• **TO BE DONE**: Find the lines that hold the word "Ściany" and return them.

┌─ RECORDS SUPPLIED

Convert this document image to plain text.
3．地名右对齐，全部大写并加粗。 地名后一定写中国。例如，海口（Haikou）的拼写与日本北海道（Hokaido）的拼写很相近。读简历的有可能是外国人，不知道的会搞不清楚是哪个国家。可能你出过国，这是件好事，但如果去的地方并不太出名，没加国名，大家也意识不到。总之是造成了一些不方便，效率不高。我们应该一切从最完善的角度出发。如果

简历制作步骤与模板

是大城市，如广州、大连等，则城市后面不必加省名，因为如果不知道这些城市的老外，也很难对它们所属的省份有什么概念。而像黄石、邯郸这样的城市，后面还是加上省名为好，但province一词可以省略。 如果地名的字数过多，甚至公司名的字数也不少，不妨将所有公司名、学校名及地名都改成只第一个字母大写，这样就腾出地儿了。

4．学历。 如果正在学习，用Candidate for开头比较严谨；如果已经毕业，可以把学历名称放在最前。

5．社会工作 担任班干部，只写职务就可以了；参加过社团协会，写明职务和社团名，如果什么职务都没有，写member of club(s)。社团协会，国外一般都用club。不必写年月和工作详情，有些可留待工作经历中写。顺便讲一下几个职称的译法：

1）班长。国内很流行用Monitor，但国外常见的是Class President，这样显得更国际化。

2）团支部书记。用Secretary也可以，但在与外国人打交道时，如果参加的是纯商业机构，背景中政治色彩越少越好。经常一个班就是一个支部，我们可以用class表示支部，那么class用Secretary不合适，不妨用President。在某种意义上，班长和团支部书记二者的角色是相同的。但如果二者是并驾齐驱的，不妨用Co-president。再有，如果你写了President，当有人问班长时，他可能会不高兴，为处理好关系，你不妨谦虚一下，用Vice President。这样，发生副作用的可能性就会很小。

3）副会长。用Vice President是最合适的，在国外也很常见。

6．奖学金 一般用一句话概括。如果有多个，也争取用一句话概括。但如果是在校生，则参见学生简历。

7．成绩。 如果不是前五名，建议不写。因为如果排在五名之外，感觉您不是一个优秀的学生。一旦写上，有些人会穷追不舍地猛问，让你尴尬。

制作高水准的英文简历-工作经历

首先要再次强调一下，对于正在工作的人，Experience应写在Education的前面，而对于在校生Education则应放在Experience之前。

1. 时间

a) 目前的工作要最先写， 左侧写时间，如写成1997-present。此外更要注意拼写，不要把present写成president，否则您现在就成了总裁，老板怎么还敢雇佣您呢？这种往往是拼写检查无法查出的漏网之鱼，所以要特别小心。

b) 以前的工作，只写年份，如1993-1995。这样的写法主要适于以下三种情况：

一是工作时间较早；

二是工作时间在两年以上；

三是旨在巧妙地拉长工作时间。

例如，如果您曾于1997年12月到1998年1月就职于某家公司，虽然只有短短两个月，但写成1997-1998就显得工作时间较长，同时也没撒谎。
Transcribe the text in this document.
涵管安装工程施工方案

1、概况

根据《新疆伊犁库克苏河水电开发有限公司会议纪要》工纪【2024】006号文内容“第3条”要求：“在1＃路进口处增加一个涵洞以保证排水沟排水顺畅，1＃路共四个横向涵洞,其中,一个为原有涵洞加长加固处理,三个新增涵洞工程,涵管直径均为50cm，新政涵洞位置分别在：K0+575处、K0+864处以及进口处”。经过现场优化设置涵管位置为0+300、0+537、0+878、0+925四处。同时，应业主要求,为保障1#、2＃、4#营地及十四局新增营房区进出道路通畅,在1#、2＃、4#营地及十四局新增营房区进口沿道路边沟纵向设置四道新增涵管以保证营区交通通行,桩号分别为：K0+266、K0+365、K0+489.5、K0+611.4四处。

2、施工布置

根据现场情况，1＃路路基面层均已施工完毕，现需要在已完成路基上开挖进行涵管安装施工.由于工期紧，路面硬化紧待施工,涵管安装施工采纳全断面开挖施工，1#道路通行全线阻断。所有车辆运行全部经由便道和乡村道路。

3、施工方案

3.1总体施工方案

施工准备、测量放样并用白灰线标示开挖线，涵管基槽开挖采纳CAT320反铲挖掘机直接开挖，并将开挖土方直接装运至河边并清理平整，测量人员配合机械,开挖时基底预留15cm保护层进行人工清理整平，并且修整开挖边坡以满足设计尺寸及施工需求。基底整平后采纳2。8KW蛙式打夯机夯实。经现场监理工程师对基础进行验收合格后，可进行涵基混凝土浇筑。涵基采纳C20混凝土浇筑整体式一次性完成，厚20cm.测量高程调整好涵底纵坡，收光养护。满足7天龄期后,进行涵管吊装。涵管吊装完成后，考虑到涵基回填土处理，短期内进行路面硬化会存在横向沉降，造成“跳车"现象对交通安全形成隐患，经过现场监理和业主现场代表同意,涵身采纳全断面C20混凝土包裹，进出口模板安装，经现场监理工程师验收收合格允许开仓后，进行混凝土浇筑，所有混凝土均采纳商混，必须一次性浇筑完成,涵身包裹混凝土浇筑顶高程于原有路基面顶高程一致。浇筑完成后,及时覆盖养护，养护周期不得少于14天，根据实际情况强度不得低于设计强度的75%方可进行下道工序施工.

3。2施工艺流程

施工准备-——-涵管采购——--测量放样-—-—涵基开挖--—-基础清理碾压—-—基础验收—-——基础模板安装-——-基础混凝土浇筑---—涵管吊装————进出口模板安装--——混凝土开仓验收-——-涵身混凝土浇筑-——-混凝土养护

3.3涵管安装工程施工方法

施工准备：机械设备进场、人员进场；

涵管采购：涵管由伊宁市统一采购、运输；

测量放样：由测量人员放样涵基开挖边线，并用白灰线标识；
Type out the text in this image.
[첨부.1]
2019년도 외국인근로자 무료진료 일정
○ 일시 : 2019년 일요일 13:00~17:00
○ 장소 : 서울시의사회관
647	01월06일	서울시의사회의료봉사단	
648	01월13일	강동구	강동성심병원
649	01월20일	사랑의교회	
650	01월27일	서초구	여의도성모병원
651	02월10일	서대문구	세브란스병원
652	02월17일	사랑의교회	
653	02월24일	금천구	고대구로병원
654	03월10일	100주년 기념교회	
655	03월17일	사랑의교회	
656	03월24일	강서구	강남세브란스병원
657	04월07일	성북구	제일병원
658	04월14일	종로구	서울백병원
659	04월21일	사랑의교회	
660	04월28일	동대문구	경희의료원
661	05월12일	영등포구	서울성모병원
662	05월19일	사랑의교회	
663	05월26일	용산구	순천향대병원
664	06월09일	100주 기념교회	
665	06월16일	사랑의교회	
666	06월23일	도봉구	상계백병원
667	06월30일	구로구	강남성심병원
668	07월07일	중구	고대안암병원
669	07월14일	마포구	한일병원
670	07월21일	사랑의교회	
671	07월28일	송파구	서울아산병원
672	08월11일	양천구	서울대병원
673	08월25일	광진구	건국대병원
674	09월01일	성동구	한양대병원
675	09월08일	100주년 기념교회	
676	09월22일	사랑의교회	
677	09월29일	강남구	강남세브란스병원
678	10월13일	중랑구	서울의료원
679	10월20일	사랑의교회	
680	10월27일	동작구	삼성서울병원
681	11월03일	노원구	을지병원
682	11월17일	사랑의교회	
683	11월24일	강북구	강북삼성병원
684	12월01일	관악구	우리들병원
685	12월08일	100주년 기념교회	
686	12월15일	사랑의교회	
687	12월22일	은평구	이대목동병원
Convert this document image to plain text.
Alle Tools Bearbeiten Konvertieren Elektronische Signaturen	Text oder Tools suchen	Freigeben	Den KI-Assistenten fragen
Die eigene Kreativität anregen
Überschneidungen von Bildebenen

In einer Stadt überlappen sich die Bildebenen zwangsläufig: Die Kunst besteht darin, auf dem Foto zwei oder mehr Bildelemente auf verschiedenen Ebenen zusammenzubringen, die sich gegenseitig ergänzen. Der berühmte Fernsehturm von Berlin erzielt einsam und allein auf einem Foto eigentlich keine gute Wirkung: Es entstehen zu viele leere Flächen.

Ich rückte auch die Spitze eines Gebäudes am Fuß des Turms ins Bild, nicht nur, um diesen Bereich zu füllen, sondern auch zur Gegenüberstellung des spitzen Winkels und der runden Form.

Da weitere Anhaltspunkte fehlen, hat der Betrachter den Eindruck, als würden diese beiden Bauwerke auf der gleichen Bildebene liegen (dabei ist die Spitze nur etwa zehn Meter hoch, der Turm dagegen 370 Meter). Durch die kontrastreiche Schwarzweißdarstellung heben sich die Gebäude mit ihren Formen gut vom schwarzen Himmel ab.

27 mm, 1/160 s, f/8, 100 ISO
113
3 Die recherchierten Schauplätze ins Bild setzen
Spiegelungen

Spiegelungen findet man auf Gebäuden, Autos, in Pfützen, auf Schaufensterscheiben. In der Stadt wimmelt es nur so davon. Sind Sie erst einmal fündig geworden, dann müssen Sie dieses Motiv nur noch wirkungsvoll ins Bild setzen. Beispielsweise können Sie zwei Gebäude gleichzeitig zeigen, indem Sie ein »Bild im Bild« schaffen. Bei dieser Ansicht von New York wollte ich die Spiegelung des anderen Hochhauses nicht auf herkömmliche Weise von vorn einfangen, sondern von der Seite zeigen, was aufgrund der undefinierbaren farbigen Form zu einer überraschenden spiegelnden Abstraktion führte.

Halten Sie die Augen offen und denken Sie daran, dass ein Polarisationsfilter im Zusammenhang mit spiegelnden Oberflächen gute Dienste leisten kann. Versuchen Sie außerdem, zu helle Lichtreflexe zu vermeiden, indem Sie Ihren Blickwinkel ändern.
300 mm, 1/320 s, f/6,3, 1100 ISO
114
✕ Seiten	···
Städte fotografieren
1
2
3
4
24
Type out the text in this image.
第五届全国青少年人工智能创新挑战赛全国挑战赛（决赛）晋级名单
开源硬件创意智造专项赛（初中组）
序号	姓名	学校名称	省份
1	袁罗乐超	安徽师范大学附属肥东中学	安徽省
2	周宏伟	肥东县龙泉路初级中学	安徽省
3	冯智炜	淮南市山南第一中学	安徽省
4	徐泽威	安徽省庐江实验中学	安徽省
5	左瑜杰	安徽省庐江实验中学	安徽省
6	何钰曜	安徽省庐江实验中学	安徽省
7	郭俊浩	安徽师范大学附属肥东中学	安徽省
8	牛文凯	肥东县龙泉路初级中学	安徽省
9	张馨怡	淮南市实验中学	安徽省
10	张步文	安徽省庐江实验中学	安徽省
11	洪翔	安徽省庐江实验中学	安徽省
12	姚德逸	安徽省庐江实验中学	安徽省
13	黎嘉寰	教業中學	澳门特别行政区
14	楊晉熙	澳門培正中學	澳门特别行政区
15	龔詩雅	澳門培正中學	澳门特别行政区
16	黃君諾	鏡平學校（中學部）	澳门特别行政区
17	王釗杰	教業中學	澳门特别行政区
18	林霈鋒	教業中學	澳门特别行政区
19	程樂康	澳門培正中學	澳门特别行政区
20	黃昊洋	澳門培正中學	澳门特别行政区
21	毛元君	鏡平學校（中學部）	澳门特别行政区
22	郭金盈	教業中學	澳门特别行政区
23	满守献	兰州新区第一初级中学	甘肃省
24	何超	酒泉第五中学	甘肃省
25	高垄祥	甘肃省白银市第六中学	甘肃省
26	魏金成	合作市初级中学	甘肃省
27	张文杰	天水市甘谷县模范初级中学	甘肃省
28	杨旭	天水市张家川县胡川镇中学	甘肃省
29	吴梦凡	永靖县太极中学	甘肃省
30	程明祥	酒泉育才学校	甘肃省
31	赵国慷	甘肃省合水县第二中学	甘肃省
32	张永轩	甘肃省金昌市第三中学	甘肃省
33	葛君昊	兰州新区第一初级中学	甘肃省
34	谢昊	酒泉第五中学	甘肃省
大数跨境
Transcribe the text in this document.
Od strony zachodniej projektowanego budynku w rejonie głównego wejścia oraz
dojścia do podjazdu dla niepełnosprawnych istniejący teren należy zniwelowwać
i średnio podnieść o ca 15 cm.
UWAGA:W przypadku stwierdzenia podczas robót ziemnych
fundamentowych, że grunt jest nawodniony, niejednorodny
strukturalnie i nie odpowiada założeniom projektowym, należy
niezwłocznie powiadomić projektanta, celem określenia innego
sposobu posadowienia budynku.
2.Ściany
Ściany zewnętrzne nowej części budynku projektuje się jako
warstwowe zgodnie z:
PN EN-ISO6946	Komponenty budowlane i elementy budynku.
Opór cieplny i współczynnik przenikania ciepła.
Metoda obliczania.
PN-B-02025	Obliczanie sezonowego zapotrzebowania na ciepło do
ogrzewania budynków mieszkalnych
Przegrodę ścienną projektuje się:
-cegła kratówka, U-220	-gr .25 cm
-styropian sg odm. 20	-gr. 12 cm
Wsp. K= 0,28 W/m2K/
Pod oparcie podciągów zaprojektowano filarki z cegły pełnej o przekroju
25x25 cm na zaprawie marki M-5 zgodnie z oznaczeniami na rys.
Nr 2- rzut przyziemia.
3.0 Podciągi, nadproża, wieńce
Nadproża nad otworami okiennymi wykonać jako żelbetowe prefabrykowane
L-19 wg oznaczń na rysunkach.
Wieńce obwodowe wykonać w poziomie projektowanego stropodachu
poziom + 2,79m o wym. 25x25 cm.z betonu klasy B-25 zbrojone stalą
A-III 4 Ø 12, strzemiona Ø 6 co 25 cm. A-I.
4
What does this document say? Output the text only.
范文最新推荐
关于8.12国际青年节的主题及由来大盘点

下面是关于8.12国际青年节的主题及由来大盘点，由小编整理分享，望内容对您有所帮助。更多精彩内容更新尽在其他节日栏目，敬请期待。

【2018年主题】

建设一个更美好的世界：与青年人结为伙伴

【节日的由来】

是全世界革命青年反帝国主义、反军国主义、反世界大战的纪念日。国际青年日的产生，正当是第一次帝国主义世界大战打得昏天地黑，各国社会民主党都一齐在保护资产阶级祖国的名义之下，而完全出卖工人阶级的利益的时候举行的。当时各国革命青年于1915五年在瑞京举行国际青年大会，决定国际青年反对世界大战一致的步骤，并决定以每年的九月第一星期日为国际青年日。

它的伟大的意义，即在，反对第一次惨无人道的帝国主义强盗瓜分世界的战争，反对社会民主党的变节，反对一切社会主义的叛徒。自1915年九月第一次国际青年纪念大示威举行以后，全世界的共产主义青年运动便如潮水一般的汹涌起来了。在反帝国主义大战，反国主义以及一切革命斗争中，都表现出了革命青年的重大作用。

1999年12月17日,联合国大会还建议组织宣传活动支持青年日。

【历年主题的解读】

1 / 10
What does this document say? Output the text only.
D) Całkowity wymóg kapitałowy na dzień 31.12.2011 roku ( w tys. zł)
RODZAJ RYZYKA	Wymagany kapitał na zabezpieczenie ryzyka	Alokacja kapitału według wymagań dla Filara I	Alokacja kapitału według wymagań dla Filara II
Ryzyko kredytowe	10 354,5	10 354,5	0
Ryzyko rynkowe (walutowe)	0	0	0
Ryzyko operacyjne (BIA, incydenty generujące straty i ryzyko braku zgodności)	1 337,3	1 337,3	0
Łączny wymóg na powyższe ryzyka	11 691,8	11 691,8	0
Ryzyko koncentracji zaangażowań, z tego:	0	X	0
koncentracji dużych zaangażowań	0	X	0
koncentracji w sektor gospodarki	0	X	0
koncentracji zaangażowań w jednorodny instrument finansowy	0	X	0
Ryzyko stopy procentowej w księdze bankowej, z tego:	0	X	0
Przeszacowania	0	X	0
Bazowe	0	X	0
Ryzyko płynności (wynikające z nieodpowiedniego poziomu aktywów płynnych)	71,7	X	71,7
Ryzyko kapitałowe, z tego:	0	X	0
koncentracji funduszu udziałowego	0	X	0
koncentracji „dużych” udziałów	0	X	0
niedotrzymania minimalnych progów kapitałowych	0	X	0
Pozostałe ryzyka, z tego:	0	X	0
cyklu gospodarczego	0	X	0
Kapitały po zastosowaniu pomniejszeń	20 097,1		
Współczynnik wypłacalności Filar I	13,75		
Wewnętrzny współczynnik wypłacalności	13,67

└─

• **EXPECTED ANSWER**:
2.Ściany
Ściany zewnętrzne nowej części budynku projektuje się jako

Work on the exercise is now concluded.